Figure record listings
-- begin --

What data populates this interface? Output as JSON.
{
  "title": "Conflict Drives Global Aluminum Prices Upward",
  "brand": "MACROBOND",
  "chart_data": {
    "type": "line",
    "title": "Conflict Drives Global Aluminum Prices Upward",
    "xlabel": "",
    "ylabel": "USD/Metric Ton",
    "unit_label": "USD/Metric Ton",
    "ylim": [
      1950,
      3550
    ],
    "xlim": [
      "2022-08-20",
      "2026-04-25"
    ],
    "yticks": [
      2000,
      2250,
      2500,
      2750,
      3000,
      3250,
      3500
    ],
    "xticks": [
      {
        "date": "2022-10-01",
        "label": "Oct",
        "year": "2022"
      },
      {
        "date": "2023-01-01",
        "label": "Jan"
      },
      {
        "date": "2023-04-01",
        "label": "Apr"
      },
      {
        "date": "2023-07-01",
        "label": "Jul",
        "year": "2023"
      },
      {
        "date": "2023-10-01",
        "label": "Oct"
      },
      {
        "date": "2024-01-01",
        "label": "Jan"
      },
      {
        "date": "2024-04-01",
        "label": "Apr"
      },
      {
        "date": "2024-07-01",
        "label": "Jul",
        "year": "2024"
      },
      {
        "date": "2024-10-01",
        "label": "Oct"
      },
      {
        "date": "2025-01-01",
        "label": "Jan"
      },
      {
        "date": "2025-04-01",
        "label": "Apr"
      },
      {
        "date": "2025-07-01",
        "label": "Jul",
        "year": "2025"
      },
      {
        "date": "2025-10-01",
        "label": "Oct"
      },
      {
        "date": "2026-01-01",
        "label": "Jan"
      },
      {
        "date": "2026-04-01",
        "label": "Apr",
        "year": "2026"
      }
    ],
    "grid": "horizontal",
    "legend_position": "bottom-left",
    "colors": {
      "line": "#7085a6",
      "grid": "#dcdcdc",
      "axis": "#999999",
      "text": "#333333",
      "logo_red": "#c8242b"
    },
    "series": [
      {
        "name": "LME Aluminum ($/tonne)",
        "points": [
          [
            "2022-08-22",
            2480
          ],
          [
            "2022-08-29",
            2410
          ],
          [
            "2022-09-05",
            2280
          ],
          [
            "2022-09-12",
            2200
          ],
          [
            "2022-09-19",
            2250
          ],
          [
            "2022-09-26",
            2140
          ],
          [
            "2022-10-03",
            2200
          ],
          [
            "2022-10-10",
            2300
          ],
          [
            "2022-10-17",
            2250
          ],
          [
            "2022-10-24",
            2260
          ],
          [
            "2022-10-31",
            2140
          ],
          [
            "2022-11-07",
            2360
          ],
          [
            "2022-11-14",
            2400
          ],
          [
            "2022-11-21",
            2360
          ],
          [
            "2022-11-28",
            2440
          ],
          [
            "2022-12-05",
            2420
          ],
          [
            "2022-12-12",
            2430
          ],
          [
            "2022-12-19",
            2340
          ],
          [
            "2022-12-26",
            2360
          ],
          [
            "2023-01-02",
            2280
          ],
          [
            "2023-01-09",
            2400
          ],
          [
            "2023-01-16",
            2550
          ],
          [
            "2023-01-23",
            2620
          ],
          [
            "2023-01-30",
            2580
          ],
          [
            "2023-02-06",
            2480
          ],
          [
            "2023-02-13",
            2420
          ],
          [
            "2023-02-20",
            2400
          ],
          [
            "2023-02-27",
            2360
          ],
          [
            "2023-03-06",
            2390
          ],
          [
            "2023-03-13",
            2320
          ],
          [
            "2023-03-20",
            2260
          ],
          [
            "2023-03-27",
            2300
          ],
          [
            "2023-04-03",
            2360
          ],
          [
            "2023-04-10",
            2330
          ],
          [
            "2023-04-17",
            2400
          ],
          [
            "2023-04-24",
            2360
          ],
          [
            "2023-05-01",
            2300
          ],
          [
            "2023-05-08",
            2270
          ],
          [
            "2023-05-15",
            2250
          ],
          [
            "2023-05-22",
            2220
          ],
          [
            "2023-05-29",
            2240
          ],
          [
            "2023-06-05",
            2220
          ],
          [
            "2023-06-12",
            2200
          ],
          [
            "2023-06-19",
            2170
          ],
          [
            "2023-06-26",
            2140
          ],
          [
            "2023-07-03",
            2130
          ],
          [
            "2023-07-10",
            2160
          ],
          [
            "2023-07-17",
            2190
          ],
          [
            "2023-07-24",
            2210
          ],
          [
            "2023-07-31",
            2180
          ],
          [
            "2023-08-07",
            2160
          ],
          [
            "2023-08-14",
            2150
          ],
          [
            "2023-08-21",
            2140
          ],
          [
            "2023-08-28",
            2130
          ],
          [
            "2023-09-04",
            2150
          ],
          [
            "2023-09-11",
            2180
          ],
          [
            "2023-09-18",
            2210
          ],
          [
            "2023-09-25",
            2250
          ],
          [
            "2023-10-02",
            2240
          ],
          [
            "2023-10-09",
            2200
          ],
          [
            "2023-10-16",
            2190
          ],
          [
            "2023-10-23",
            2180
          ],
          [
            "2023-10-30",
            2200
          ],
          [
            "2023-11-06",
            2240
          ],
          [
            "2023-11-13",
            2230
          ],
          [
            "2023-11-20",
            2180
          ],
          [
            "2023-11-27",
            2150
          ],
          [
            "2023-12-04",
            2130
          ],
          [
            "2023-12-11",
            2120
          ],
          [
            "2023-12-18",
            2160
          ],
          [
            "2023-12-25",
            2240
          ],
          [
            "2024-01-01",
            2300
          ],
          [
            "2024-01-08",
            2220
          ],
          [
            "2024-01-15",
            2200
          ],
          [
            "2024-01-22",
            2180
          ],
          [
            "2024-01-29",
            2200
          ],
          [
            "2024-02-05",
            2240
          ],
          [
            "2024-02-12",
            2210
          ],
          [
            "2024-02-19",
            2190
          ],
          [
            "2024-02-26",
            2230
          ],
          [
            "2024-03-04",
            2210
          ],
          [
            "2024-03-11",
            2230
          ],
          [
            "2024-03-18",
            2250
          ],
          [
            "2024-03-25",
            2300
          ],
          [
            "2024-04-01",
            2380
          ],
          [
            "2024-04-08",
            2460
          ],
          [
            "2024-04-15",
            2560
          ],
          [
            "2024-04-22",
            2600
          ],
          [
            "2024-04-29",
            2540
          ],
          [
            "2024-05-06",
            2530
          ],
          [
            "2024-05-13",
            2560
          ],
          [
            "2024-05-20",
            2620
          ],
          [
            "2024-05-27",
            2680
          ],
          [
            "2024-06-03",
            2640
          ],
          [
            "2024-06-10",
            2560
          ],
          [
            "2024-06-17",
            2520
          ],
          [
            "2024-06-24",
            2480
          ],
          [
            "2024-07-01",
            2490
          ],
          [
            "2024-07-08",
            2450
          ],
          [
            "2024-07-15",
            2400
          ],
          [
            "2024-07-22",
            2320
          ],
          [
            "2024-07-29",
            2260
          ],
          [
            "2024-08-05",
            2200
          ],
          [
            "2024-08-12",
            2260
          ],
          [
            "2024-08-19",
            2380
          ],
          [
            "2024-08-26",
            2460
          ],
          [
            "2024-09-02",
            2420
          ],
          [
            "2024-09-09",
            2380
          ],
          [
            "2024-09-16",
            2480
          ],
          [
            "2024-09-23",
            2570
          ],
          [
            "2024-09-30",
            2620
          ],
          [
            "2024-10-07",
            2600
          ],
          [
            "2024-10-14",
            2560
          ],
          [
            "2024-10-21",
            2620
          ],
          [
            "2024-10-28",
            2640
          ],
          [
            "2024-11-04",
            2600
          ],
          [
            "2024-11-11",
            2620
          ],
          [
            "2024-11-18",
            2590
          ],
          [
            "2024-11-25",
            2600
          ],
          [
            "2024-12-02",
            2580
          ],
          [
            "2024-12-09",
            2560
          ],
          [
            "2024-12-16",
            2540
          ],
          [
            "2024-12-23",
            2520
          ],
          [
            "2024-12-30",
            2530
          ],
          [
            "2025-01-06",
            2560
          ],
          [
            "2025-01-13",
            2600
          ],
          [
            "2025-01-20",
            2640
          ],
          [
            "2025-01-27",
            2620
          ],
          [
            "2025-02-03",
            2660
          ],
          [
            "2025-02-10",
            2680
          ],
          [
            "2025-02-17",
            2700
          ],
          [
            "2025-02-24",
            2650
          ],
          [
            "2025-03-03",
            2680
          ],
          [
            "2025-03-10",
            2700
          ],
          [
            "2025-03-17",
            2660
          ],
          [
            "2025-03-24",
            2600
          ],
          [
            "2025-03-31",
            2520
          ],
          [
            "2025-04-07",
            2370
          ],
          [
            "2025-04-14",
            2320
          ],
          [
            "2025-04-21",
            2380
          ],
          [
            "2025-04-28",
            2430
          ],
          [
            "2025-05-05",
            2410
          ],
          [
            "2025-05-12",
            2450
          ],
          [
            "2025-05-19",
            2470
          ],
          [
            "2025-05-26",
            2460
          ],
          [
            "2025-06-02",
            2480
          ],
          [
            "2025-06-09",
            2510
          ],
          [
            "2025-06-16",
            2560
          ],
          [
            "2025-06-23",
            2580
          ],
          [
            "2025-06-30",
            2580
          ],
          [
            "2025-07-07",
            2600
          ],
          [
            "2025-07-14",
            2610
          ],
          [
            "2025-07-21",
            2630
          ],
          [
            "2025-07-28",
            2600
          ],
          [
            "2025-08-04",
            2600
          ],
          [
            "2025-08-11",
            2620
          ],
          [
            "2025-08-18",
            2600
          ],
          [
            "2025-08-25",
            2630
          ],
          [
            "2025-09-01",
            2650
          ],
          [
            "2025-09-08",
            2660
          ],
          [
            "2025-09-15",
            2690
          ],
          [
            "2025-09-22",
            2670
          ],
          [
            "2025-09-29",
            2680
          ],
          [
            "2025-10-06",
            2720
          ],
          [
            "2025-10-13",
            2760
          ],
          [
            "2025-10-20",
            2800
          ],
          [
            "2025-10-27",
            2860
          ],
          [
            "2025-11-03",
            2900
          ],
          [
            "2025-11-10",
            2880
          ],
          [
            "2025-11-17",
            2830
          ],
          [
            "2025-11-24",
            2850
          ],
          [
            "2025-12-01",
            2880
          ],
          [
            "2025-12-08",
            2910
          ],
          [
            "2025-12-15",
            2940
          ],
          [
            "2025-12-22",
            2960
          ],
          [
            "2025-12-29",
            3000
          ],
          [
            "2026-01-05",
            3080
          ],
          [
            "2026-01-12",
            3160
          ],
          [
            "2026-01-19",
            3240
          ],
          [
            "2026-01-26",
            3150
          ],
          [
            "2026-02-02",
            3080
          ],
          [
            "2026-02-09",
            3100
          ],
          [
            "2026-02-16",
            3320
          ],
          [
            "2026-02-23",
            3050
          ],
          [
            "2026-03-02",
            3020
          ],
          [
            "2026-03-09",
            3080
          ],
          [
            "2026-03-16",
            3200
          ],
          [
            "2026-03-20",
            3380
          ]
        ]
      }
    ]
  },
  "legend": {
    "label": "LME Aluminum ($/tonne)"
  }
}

-- end --

Task to complete
Report only the number of lines that hold the word "Metric".

Written solution
2